== THE RECORDS ==
────────────────────────────────────────

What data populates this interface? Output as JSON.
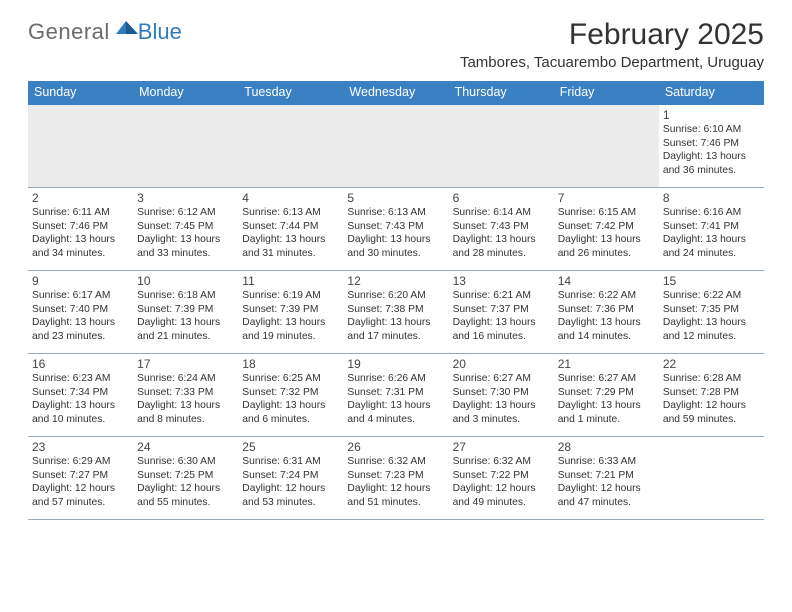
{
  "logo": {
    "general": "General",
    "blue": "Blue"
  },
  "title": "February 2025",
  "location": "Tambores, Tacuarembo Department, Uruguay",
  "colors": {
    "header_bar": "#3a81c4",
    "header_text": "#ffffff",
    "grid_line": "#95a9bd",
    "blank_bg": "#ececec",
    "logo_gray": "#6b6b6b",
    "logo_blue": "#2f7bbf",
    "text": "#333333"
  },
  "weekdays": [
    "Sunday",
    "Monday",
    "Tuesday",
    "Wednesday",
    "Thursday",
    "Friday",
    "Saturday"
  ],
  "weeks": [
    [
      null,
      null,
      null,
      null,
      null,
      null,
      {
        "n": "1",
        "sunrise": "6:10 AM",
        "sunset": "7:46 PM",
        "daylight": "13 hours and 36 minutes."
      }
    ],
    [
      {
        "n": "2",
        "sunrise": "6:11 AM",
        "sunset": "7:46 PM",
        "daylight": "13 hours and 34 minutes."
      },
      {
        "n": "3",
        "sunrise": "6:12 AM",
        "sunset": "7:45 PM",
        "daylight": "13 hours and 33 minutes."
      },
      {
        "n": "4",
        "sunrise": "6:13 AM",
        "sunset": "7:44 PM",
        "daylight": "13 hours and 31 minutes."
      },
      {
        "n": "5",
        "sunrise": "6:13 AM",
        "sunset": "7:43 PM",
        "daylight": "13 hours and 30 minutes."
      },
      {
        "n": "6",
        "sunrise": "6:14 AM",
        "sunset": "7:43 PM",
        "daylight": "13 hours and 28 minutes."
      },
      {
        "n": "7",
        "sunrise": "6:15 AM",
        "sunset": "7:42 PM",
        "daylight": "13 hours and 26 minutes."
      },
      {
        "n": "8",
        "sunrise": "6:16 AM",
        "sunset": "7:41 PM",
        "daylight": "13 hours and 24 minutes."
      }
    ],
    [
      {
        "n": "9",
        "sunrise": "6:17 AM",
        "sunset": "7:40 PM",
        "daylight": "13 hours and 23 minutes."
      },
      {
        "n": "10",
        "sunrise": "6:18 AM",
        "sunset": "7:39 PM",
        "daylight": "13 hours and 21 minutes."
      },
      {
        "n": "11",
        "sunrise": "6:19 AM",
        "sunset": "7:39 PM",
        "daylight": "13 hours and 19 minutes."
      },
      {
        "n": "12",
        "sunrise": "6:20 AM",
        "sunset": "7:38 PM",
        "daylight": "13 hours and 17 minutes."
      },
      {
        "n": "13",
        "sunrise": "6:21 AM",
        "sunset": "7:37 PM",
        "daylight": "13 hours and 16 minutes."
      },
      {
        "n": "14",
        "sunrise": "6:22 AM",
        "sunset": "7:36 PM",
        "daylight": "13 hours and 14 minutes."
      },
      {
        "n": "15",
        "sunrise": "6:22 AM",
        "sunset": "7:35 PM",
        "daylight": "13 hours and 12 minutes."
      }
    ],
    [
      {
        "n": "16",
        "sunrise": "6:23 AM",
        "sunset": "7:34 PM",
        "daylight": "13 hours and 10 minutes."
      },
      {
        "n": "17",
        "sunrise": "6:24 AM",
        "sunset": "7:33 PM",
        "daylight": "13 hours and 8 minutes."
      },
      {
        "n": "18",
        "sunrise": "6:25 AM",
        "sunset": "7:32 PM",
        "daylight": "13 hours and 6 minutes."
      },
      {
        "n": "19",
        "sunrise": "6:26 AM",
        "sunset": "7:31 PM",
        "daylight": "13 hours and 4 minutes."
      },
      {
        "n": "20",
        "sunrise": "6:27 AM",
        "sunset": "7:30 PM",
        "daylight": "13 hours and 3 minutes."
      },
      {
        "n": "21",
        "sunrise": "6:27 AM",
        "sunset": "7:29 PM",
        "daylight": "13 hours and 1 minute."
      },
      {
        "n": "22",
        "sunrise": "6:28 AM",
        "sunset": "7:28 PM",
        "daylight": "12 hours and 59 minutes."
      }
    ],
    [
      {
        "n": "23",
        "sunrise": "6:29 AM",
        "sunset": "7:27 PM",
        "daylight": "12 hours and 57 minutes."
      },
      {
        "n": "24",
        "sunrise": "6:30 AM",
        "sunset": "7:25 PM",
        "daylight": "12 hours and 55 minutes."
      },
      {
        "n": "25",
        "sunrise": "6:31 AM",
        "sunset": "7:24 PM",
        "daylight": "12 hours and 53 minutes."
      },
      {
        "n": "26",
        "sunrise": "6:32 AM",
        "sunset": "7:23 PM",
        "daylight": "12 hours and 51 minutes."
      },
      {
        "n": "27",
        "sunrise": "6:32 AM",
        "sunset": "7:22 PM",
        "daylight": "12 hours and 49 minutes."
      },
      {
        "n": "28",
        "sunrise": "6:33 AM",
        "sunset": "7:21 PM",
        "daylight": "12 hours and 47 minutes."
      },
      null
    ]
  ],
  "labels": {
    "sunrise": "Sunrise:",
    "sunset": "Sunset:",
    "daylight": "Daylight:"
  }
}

────────────────────────────────────────

== WORK TO COMPLETE ==
Reproduce every record above exactly, omitting the pictures.

== FULL SOLUTION ==
What data populates this interface? Output as JSON.
{
  "logo": {
    "general": "General",
    "blue": "Blue"
  },
  "title": "February 2025",
  "location": "Tambores, Tacuarembo Department, Uruguay",
  "colors": {
    "header_bar": "#3a81c4",
    "header_text": "#ffffff",
    "grid_line": "#95a9bd",
    "blank_bg": "#ececec",
    "logo_gray": "#6b6b6b",
    "logo_blue": "#2f7bbf",
    "text": "#333333"
  },
  "weekdays": [
    "Sunday",
    "Monday",
    "Tuesday",
    "Wednesday",
    "Thursday",
    "Friday",
    "Saturday"
  ],
  "weeks": [
    [
      null,
      null,
      null,
      null,
      null,
      null,
      {
        "n": "1",
        "sunrise": "6:10 AM",
        "sunset": "7:46 PM",
        "daylight": "13 hours and 36 minutes."
      }
    ],
    [
      {
        "n": "2",
        "sunrise": "6:11 AM",
        "sunset": "7:46 PM",
        "daylight": "13 hours and 34 minutes."
      },
      {
        "n": "3",
        "sunrise": "6:12 AM",
        "sunset": "7:45 PM",
        "daylight": "13 hours and 33 minutes."
      },
      {
        "n": "4",
        "sunrise": "6:13 AM",
        "sunset": "7:44 PM",
        "daylight": "13 hours and 31 minutes."
      },
      {
        "n": "5",
        "sunrise": "6:13 AM",
        "sunset": "7:43 PM",
        "daylight": "13 hours and 30 minutes."
      },
      {
        "n": "6",
        "sunrise": "6:14 AM",
        "sunset": "7:43 PM",
        "daylight": "13 hours and 28 minutes."
      },
      {
        "n": "7",
        "sunrise": "6:15 AM",
        "sunset": "7:42 PM",
        "daylight": "13 hours and 26 minutes."
      },
      {
        "n": "8",
        "sunrise": "6:16 AM",
        "sunset": "7:41 PM",
        "daylight": "13 hours and 24 minutes."
      }
    ],
    [
      {
        "n": "9",
        "sunrise": "6:17 AM",
        "sunset": "7:40 PM",
        "daylight": "13 hours and 23 minutes."
      },
      {
        "n": "10",
        "sunrise": "6:18 AM",
        "sunset": "7:39 PM",
        "daylight": "13 hours and 21 minutes."
      },
      {
        "n": "11",
        "sunrise": "6:19 AM",
        "sunset": "7:39 PM",
        "daylight": "13 hours and 19 minutes."
      },
      {
        "n": "12",
        "sunrise": "6:20 AM",
        "sunset": "7:38 PM",
        "daylight": "13 hours and 17 minutes."
      },
      {
        "n": "13",
        "sunrise": "6:21 AM",
        "sunset": "7:37 PM",
        "daylight": "13 hours and 16 minutes."
      },
      {
        "n": "14",
        "sunrise": "6:22 AM",
        "sunset": "7:36 PM",
        "daylight": "13 hours and 14 minutes."
      },
      {
        "n": "15",
        "sunrise": "6:22 AM",
        "sunset": "7:35 PM",
        "daylight": "13 hours and 12 minutes."
      }
    ],
    [
      {
        "n": "16",
        "sunrise": "6:23 AM",
        "sunset": "7:34 PM",
        "daylight": "13 hours and 10 minutes."
      },
      {
        "n": "17",
        "sunrise": "6:24 AM",
        "sunset": "7:33 PM",
        "daylight": "13 hours and 8 minutes."
      },
      {
        "n": "18",
        "sunrise": "6:25 AM",
        "sunset": "7:32 PM",
        "daylight": "13 hours and 6 minutes."
      },
      {
        "n": "19",
        "sunrise": "6:26 AM",
        "sunset": "7:31 PM",
        "daylight": "13 hours and 4 minutes."
      },
      {
        "n": "20",
        "sunrise": "6:27 AM",
        "sunset": "7:30 PM",
        "daylight": "13 hours and 3 minutes."
      },
      {
        "n": "21",
        "sunrise": "6:27 AM",
        "sunset": "7:29 PM",
        "daylight": "13 hours and 1 minute."
      },
      {
        "n": "22",
        "sunrise": "6:28 AM",
        "sunset": "7:28 PM",
        "daylight": "12 hours and 59 minutes."
      }
    ],
    [
      {
        "n": "23",
        "sunrise": "6:29 AM",
        "sunset": "7:27 PM",
        "daylight": "12 hours and 57 minutes."
      },
      {
        "n": "24",
        "sunrise": "6:30 AM",
        "sunset": "7:25 PM",
        "daylight": "12 hours and 55 minutes."
      },
      {
        "n": "25",
        "sunrise": "6:31 AM",
        "sunset": "7:24 PM",
        "daylight": "12 hours and 53 minutes."
      },
      {
        "n": "26",
        "sunrise": "6:32 AM",
        "sunset": "7:23 PM",
        "daylight": "12 hours and 51 minutes."
      },
      {
        "n": "27",
        "sunrise": "6:32 AM",
        "sunset": "7:22 PM",
        "daylight": "12 hours and 49 minutes."
      },
      {
        "n": "28",
        "sunrise": "6:33 AM",
        "sunset": "7:21 PM",
        "daylight": "12 hours and 47 minutes."
      },
      null
    ]
  ],
  "labels": {
    "sunrise": "Sunrise:",
    "sunset": "Sunset:",
    "daylight": "Daylight:"
  }
}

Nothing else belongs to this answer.